▼▼▼
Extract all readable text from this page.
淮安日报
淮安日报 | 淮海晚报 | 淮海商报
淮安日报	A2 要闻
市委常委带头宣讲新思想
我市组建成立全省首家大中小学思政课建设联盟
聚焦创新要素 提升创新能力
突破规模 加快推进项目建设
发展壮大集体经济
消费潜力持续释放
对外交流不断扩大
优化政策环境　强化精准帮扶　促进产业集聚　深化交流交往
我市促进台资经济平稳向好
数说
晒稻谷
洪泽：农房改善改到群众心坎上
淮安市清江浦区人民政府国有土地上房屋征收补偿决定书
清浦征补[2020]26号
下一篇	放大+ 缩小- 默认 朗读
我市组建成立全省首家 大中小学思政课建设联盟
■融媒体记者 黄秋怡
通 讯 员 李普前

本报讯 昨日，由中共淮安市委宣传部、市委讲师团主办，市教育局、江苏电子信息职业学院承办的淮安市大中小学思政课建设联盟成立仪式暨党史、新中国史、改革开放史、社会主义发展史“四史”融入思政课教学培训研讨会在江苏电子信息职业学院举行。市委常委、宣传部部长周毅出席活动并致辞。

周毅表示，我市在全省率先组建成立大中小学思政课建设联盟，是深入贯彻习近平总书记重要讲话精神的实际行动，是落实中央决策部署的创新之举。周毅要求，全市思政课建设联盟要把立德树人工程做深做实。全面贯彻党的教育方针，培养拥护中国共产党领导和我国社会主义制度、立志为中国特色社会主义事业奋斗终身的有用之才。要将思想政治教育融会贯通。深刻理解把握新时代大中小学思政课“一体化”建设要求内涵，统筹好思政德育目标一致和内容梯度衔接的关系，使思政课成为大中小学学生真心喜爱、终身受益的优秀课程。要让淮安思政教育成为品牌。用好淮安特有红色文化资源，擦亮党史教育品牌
▲▲▲
Instruction - Output the lines above verbatim and in full.

Answer to the task -
Extract all readable text from this page.
淮安日报
淮安日报 | 淮海晚报 | 淮海商报
淮安日报	A2 要闻
市委常委带头宣讲新思想
我市组建成立全省首家大中小学思政课建设联盟
聚焦创新要素 提升创新能力
突破规模 加快推进项目建设
发展壮大集体经济
消费潜力持续释放
对外交流不断扩大
优化政策环境　强化精准帮扶　促进产业集聚　深化交流交往
我市促进台资经济平稳向好
数说
晒稻谷
洪泽：农房改善改到群众心坎上
淮安市清江浦区人民政府国有土地上房屋征收补偿决定书
清浦征补[2020]26号
下一篇	放大+ 缩小- 默认 朗读
我市组建成立全省首家 大中小学思政课建设联盟
■融媒体记者 黄秋怡
通 讯 员 李普前

本报讯 昨日，由中共淮安市委宣传部、市委讲师团主办，市教育局、江苏电子信息职业学院承办的淮安市大中小学思政课建设联盟成立仪式暨党史、新中国史、改革开放史、社会主义发展史“四史”融入思政课教学培训研讨会在江苏电子信息职业学院举行。市委常委、宣传部部长周毅出席活动并致辞。

周毅表示，我市在全省率先组建成立大中小学思政课建设联盟，是深入贯彻习近平总书记重要讲话精神的实际行动，是落实中央决策部署的创新之举。周毅要求，全市思政课建设联盟要把立德树人工程做深做实。全面贯彻党的教育方针，培养拥护中国共产党领导和我国社会主义制度、立志为中国特色社会主义事业奋斗终身的有用之才。要将思想政治教育融会贯通。深刻理解把握新时代大中小学思政课“一体化”建设要求内涵，统筹好思政德育目标一致和内容梯度衔接的关系，使思政课成为大中小学学生真心喜爱、终身受益的优秀课程。要让淮安思政教育成为品牌。用好淮安特有红色文化资源，擦亮党史教育品牌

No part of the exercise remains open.